### TASK DIRECTIONS
Collect every line in the records below that contains the word "avec".

------ EXCERPTED RECORDS ------

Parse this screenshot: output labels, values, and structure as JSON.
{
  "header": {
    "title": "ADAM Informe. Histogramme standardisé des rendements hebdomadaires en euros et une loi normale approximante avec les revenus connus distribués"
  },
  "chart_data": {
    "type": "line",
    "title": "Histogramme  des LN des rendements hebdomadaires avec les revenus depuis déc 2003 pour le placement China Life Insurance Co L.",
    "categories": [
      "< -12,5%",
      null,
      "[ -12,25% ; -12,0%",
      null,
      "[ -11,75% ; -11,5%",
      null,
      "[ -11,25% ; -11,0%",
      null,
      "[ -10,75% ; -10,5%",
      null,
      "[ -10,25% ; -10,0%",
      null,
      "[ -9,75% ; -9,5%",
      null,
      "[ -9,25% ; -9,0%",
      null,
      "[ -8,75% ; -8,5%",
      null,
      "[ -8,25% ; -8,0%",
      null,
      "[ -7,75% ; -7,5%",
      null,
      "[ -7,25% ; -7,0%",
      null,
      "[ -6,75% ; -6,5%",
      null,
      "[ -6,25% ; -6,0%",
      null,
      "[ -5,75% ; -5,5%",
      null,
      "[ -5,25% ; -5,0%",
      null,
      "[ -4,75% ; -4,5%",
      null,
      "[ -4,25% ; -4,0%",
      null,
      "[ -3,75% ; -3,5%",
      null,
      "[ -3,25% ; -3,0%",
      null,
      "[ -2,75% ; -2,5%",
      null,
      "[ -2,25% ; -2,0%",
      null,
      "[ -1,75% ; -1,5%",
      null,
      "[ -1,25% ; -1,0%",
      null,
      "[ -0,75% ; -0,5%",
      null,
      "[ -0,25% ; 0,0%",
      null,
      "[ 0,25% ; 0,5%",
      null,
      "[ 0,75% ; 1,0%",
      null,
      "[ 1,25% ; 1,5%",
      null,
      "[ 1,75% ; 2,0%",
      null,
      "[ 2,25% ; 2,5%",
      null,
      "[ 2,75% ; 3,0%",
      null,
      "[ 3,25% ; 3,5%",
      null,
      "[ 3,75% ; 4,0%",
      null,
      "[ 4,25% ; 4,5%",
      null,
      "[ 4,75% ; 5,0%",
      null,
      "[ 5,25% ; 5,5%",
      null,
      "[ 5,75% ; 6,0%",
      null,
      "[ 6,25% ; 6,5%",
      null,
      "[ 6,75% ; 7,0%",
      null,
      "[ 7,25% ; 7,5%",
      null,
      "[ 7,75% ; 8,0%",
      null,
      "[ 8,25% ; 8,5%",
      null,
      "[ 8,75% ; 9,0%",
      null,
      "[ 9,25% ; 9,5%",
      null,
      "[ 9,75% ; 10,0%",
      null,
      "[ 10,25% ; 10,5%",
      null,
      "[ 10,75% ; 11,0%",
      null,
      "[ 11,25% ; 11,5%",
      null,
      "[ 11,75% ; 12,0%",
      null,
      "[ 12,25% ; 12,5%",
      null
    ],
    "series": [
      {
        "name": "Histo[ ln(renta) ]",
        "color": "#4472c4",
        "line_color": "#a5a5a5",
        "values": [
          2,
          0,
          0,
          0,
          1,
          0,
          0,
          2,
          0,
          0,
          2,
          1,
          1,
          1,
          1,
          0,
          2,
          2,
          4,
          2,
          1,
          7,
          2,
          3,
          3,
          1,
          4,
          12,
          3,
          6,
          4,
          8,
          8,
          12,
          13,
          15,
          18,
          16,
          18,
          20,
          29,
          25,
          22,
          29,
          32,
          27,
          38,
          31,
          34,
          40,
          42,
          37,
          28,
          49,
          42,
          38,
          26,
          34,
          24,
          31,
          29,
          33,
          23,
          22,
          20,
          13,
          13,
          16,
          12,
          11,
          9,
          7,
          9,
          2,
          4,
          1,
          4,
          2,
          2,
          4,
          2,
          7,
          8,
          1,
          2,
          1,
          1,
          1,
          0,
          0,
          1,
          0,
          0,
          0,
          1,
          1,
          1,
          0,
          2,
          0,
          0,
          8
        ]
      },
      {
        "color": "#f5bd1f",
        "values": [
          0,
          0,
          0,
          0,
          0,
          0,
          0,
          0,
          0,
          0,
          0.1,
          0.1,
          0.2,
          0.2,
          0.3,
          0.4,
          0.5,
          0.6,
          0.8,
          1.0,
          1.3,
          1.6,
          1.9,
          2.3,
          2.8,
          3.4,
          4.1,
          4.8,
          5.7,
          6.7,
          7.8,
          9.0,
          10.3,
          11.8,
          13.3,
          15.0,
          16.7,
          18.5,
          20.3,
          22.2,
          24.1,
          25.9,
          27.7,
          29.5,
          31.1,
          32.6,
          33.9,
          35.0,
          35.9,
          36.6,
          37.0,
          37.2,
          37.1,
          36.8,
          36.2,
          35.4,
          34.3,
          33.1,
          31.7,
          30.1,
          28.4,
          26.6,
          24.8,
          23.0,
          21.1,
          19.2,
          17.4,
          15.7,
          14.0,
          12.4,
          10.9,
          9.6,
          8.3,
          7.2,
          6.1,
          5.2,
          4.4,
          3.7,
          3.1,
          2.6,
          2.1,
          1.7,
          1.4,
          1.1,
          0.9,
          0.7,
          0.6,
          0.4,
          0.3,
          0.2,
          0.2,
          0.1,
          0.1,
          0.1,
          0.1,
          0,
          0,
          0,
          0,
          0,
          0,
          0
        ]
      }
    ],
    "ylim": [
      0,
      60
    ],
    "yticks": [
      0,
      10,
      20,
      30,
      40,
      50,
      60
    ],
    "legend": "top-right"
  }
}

------

### TASK RESPONSE
    "title": "ADAM Informe. Histogramme standardisé des rendements hebdomadaires en euros et une loi normale approximante avec les revenus connus distribués"
    "title": "Histogramme  des LN des rendements hebdomadaires avec les revenus depuis déc 2003 pour le placement China Life Insurance Co L.",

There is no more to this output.